[MATERIAL FOR THIS TASK]:
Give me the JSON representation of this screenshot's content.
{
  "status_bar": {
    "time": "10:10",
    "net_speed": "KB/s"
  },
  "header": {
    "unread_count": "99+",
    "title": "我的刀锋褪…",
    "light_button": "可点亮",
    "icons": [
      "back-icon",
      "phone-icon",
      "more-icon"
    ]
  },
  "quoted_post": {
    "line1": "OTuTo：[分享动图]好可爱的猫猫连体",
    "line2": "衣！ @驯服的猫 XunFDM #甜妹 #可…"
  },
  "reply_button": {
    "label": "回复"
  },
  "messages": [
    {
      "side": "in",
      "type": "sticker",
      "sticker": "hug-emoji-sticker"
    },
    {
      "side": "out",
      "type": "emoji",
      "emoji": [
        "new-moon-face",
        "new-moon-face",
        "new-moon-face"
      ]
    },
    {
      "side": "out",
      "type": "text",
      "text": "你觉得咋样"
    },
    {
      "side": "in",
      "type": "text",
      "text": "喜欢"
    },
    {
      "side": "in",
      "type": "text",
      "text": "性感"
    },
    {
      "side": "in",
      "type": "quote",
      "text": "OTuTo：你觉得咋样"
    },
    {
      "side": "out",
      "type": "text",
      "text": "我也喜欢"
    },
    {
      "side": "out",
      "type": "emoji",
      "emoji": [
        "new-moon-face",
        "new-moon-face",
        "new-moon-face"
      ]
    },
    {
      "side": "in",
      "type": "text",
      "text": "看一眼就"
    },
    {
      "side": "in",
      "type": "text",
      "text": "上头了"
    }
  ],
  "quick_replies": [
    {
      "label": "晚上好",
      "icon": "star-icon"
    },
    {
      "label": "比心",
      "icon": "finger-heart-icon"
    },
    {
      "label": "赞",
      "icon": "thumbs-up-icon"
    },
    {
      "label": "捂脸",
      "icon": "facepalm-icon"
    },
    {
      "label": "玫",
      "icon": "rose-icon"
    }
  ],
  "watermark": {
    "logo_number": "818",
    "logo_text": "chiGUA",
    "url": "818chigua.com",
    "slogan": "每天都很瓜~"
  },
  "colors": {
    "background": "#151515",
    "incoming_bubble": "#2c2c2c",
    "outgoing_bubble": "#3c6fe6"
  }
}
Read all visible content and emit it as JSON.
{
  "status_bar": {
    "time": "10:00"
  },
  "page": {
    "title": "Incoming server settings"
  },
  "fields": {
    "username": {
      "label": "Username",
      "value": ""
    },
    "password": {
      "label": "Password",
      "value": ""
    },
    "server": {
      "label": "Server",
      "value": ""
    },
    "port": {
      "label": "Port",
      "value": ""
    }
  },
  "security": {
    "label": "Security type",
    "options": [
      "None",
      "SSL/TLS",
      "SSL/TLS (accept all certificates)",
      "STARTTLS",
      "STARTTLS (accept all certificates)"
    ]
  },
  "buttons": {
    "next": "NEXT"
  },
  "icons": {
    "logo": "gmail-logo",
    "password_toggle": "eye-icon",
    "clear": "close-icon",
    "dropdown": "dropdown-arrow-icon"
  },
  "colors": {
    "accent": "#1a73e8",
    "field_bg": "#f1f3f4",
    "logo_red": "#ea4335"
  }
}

[REQUIRED TASK]:
Show every line that contains the word "content".

[RESULT OF THIS EXERCISE]:
Give me the JSON representation of this screenshot's content.
Read all visible content and emit it as JSON.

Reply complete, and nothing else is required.